>> begin
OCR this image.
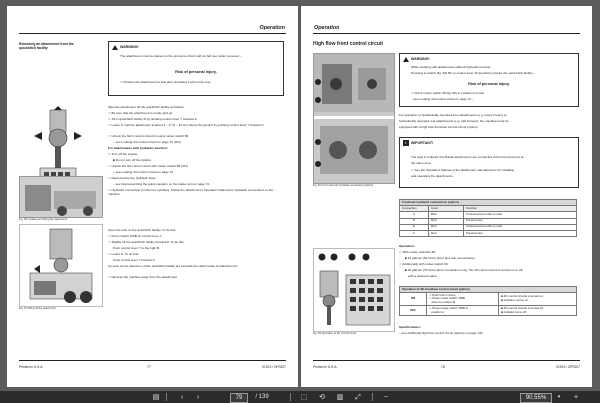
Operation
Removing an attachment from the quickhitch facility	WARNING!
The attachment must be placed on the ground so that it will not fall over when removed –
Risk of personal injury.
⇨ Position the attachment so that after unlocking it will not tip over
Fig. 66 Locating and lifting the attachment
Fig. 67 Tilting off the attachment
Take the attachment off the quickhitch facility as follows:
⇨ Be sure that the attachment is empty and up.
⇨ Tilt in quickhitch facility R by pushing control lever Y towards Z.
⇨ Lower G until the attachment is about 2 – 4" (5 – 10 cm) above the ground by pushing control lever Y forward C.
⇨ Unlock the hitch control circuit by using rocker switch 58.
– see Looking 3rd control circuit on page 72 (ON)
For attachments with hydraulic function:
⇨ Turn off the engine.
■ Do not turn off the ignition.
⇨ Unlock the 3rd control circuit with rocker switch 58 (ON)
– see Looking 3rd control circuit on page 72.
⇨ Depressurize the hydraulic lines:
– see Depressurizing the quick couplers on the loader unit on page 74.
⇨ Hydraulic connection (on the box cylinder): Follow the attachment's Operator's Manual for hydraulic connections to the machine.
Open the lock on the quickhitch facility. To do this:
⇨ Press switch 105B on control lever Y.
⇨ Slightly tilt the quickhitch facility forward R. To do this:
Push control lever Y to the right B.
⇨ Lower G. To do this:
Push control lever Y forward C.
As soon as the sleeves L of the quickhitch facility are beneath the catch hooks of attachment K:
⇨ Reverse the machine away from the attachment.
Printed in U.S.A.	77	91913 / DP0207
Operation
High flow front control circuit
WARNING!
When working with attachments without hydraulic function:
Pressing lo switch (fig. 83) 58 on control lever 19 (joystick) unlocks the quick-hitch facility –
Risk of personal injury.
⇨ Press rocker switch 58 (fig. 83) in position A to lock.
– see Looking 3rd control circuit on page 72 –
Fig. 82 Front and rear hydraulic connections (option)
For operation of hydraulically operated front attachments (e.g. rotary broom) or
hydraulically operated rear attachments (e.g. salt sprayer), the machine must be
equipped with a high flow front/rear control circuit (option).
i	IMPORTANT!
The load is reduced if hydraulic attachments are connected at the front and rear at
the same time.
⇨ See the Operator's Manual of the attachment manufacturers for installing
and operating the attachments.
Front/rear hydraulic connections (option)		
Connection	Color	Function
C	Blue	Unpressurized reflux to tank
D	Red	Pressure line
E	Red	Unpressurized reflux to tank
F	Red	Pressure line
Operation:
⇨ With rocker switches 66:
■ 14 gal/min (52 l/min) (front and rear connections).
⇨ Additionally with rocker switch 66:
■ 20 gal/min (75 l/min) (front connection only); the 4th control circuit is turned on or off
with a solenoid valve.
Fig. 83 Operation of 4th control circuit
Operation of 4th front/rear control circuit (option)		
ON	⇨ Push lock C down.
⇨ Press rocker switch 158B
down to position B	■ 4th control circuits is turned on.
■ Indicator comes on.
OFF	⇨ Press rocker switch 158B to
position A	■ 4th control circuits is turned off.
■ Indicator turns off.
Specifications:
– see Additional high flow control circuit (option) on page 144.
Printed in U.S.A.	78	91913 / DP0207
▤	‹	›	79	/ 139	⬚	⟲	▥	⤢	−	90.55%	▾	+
>> end
>> begin
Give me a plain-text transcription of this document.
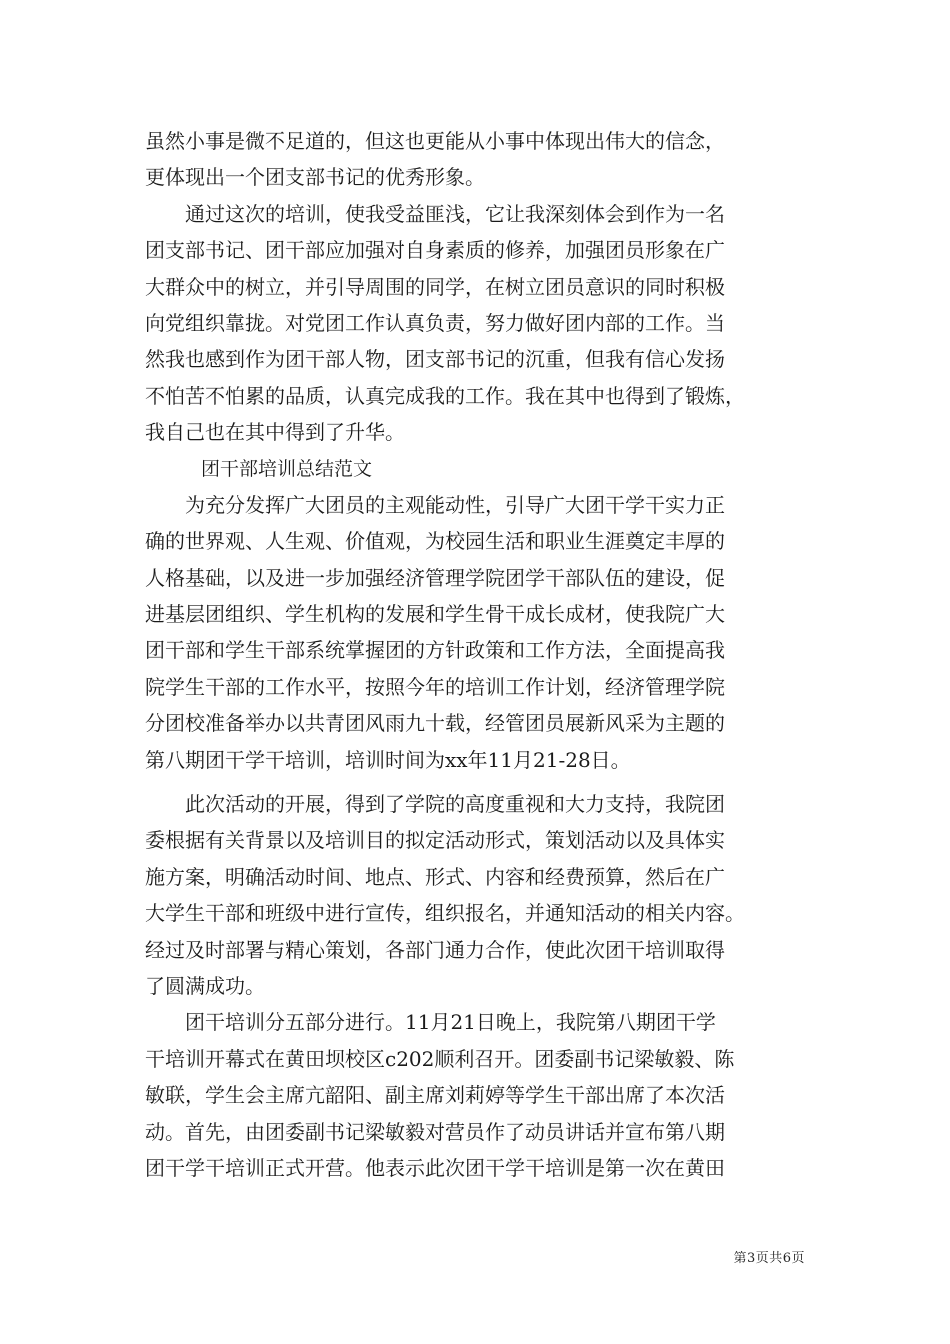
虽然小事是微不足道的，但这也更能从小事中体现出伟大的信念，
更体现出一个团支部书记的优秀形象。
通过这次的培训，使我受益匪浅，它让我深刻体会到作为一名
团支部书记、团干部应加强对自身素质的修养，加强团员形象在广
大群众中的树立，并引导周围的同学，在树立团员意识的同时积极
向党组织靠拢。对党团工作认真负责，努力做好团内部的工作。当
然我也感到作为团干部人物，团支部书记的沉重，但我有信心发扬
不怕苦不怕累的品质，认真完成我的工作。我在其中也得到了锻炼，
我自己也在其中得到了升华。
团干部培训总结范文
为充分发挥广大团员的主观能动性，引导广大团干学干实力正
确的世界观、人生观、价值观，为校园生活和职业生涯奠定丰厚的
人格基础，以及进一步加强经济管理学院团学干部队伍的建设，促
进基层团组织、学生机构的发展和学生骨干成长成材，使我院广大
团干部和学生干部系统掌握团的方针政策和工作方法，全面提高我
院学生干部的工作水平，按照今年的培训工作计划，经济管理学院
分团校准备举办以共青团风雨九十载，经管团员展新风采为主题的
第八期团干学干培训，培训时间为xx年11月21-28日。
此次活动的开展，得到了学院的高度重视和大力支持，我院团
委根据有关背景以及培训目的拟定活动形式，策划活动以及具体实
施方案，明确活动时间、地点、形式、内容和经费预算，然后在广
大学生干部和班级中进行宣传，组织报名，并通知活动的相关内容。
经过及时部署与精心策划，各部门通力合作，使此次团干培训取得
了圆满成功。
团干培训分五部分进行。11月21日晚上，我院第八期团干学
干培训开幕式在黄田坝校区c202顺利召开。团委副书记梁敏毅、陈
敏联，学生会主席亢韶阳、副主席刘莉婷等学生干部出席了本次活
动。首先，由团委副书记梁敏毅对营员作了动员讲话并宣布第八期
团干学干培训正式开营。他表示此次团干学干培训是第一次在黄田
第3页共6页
>> end
Exercise instructions - Above are the records. Identify each line that contains the word "from".

Written answer -
Removing an attachment from the quickhitch facility	WARNING!
⇨ Reverse the machine away from the attachment.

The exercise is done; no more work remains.